**PROBLEM TO WORK ON**:
Repeat all of the material below exactly as written, images excluded.

**AVAILABLE RECORDS**:
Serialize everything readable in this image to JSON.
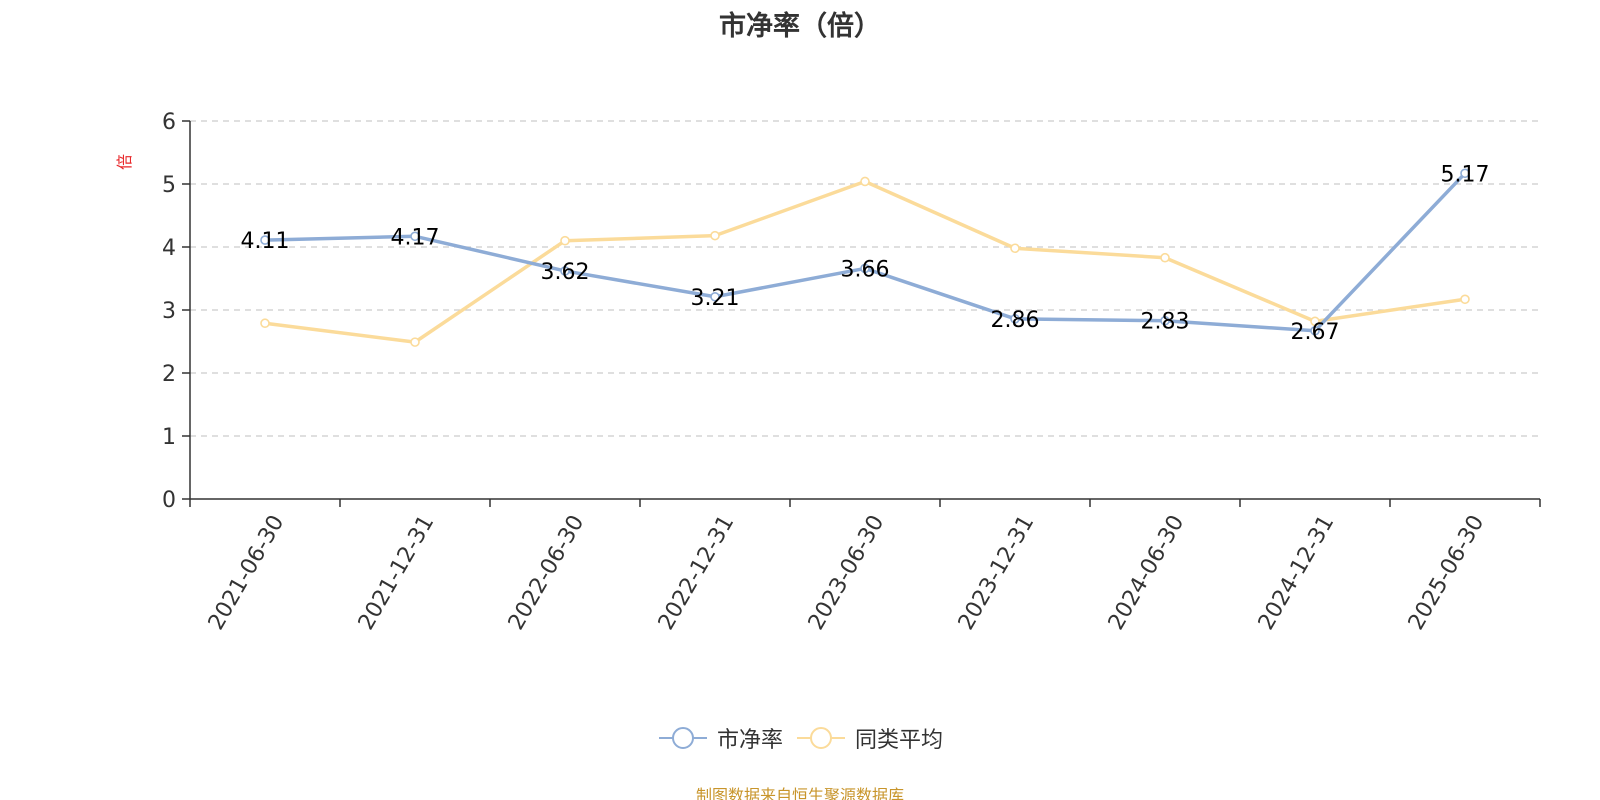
{
  "chart_data": {
    "type": "line",
    "title": "市净率（倍）",
    "ylabel": "倍",
    "xlabel": "",
    "ylim": [
      0,
      6
    ],
    "yticks": [
      0,
      1,
      2,
      3,
      4,
      5,
      6
    ],
    "grid": true,
    "legend_position": "bottom",
    "categories": [
      "2021-06-30",
      "2021-12-31",
      "2022-06-30",
      "2022-12-31",
      "2023-06-30",
      "2023-12-31",
      "2024-06-30",
      "2024-12-31",
      "2025-06-30"
    ],
    "series": [
      {
        "name": "市净率",
        "color": "#8eacd6",
        "values": [
          4.11,
          4.17,
          3.62,
          3.21,
          3.66,
          2.86,
          2.83,
          2.67,
          5.17
        ],
        "show_labels": true
      },
      {
        "name": "同类平均",
        "color": "#fbdb9a",
        "values": [
          2.79,
          2.49,
          4.1,
          4.18,
          5.04,
          3.98,
          3.83,
          2.82,
          3.17
        ],
        "show_labels": false
      }
    ]
  },
  "footer": {
    "source": "制图数据来自恒生聚源数据库"
  }
}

**OUTPUT**:
Serialize everything readable in this image to JSON.
{
  "chart_data": {
    "type": "line",
    "title": "市净率（倍）",
    "ylabel": "倍",
    "xlabel": "",
    "ylim": [
      0,
      6
    ],
    "yticks": [
      0,
      1,
      2,
      3,
      4,
      5,
      6
    ],
    "grid": true,
    "legend_position": "bottom",
    "categories": [
      "2021-06-30",
      "2021-12-31",
      "2022-06-30",
      "2022-12-31",
      "2023-06-30",
      "2023-12-31",
      "2024-06-30",
      "2024-12-31",
      "2025-06-30"
    ],
    "series": [
      {
        "name": "市净率",
        "color": "#8eacd6",
        "values": [
          4.11,
          4.17,
          3.62,
          3.21,
          3.66,
          2.86,
          2.83,
          2.67,
          5.17
        ],
        "show_labels": true
      },
      {
        "name": "同类平均",
        "color": "#fbdb9a",
        "values": [
          2.79,
          2.49,
          4.1,
          4.18,
          5.04,
          3.98,
          3.83,
          2.82,
          3.17
        ],
        "show_labels": false
      }
    ]
  },
  "footer": {
    "source": "制图数据来自恒生聚源数据库"
  }
}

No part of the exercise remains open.